* WHAT THIS TASK INVOLVES
Write out the whole listing word for word.

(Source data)
________________

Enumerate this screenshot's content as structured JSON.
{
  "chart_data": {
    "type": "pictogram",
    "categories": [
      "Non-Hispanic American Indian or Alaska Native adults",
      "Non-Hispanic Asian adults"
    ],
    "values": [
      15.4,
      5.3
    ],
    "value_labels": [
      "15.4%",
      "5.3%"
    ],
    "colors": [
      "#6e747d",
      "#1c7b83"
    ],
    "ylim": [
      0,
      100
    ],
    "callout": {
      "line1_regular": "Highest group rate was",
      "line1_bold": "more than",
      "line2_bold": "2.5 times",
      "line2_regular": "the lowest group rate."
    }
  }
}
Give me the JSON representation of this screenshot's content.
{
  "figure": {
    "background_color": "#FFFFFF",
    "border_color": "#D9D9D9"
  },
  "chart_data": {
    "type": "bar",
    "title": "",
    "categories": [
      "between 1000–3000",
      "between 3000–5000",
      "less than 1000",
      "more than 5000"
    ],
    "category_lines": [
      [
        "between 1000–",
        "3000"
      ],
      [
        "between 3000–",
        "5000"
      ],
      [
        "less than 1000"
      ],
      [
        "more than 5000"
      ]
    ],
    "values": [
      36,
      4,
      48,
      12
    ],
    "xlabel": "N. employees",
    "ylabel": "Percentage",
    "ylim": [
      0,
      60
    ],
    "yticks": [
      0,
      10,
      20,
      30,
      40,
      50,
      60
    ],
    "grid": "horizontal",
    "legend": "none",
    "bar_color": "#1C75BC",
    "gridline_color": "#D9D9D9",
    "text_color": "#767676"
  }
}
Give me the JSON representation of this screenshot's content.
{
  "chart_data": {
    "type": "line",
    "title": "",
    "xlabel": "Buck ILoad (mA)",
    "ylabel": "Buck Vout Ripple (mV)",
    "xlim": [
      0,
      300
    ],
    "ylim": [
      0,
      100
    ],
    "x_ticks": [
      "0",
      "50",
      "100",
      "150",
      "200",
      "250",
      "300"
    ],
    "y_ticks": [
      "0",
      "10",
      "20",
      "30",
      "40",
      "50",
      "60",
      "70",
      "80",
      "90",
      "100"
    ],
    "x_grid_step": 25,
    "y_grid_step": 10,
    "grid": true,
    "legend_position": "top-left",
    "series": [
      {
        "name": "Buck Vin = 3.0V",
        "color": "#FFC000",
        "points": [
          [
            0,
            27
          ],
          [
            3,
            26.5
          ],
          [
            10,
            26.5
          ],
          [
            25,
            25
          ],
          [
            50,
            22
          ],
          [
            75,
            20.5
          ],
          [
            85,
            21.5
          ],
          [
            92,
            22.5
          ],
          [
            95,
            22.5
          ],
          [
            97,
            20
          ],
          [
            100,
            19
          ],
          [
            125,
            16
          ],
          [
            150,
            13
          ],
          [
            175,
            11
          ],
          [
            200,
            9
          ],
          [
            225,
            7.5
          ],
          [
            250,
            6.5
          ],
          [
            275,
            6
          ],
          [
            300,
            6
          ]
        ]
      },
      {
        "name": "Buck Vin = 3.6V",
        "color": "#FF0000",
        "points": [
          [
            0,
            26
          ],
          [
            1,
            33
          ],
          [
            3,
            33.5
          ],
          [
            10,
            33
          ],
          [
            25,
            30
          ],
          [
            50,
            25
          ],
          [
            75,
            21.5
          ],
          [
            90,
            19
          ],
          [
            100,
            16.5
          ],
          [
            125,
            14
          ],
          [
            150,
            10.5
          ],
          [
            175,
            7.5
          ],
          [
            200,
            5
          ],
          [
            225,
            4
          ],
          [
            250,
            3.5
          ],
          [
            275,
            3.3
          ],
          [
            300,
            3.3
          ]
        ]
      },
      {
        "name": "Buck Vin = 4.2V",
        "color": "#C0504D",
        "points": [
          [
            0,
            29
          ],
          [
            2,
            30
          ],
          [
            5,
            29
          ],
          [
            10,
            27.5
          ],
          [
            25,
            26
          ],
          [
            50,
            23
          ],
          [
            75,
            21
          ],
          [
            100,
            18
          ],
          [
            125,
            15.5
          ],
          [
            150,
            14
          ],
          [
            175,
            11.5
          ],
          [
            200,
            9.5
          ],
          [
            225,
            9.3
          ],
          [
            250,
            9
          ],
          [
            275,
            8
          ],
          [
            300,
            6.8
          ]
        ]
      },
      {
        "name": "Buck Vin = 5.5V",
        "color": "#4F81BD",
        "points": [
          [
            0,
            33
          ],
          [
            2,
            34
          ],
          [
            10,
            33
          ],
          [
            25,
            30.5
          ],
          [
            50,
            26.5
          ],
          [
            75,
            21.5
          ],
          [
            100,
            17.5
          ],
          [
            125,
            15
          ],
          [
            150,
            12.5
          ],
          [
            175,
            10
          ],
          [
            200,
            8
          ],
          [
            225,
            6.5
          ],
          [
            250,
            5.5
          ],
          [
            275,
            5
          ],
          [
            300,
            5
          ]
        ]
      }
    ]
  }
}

________________

* REPLY
Enumerate this screenshot's content as structured JSON.
{
  "chart_data": {
    "type": "pictogram",
    "categories": [
      "Non-Hispanic American Indian or Alaska Native adults",
      "Non-Hispanic Asian adults"
    ],
    "values": [
      15.4,
      5.3
    ],
    "value_labels": [
      "15.4%",
      "5.3%"
    ],
    "colors": [
      "#6e747d",
      "#1c7b83"
    ],
    "ylim": [
      0,
      100
    ],
    "callout": {
      "line1_regular": "Highest group rate was",
      "line1_bold": "more than",
      "line2_bold": "2.5 times",
      "line2_regular": "the lowest group rate."
    }
  }
}
Give me the JSON representation of this screenshot's content.
{
  "figure": {
    "background_color": "#FFFFFF",
    "border_color": "#D9D9D9"
  },
  "chart_data": {
    "type": "bar",
    "title": "",
    "categories": [
      "between 1000–3000",
      "between 3000–5000",
      "less than 1000",
      "more than 5000"
    ],
    "category_lines": [
      [
        "between 1000–",
        "3000"
      ],
      [
        "between 3000–",
        "5000"
      ],
      [
        "less than 1000"
      ],
      [
        "more than 5000"
      ]
    ],
    "values": [
      36,
      4,
      48,
      12
    ],
    "xlabel": "N. employees",
    "ylabel": "Percentage",
    "ylim": [
      0,
      60
    ],
    "yticks": [
      0,
      10,
      20,
      30,
      40,
      50,
      60
    ],
    "grid": "horizontal",
    "legend": "none",
    "bar_color": "#1C75BC",
    "gridline_color": "#D9D9D9",
    "text_color": "#767676"
  }
}
Give me the JSON representation of this screenshot's content.
{
  "chart_data": {
    "type": "line",
    "title": "",
    "xlabel": "Buck ILoad (mA)",
    "ylabel": "Buck Vout Ripple (mV)",
    "xlim": [
      0,
      300
    ],
    "ylim": [
      0,
      100
    ],
    "x_ticks": [
      "0",
      "50",
      "100",
      "150",
      "200",
      "250",
      "300"
    ],
    "y_ticks": [
      "0",
      "10",
      "20",
      "30",
      "40",
      "50",
      "60",
      "70",
      "80",
      "90",
      "100"
    ],
    "x_grid_step": 25,
    "y_grid_step": 10,
    "grid": true,
    "legend_position": "top-left",
    "series": [
      {
        "name": "Buck Vin = 3.0V",
        "color": "#FFC000",
        "points": [
          [
            0,
            27
          ],
          [
            3,
            26.5
          ],
          [
            10,
            26.5
          ],
          [
            25,
            25
          ],
          [
            50,
            22
          ],
          [
            75,
            20.5
          ],
          [
            85,
            21.5
          ],
          [
            92,
            22.5
          ],
          [
            95,
            22.5
          ],
          [
            97,
            20
          ],
          [
            100,
            19
          ],
          [
            125,
            16
          ],
          [
            150,
            13
          ],
          [
            175,
            11
          ],
          [
            200,
            9
          ],
          [
            225,
            7.5
          ],
          [
            250,
            6.5
          ],
          [
            275,
            6
          ],
          [
            300,
            6
          ]
        ]
      },
      {
        "name": "Buck Vin = 3.6V",
        "color": "#FF0000",
        "points": [
          [
            0,
            26
          ],
          [
            1,
            33
          ],
          [
            3,
            33.5
          ],
          [
            10,
            33
          ],
          [
            25,
            30
          ],
          [
            50,
            25
          ],
          [
            75,
            21.5
          ],
          [
            90,
            19
          ],
          [
            100,
            16.5
          ],
          [
            125,
            14
          ],
          [
            150,
            10.5
          ],
          [
            175,
            7.5
          ],
          [
            200,
            5
          ],
          [
            225,
            4
          ],
          [
            250,
            3.5
          ],
          [
            275,
            3.3
          ],
          [
            300,
            3.3
          ]
        ]
      },
      {
        "name": "Buck Vin = 4.2V",
        "color": "#C0504D",
        "points": [
          [
            0,
            29
          ],
          [
            2,
            30
          ],
          [
            5,
            29
          ],
          [
            10,
            27.5
          ],
          [
            25,
            26
          ],
          [
            50,
            23
          ],
          [
            75,
            21
          ],
          [
            100,
            18
          ],
          [
            125,
            15.5
          ],
          [
            150,
            14
          ],
          [
            175,
            11.5
          ],
          [
            200,
            9.5
          ],
          [
            225,
            9.3
          ],
          [
            250,
            9
          ],
          [
            275,
            8
          ],
          [
            300,
            6.8
          ]
        ]
      },
      {
        "name": "Buck Vin = 5.5V",
        "color": "#4F81BD",
        "points": [
          [
            0,
            33
          ],
          [
            2,
            34
          ],
          [
            10,
            33
          ],
          [
            25,
            30.5
          ],
          [
            50,
            26.5
          ],
          [
            75,
            21.5
          ],
          [
            100,
            17.5
          ],
          [
            125,
            15
          ],
          [
            150,
            12.5
          ],
          [
            175,
            10
          ],
          [
            200,
            8
          ],
          [
            225,
            6.5
          ],
          [
            250,
            5.5
          ],
          [
            275,
            5
          ],
          [
            300,
            5
          ]
        ]
      }
    ]
  }
}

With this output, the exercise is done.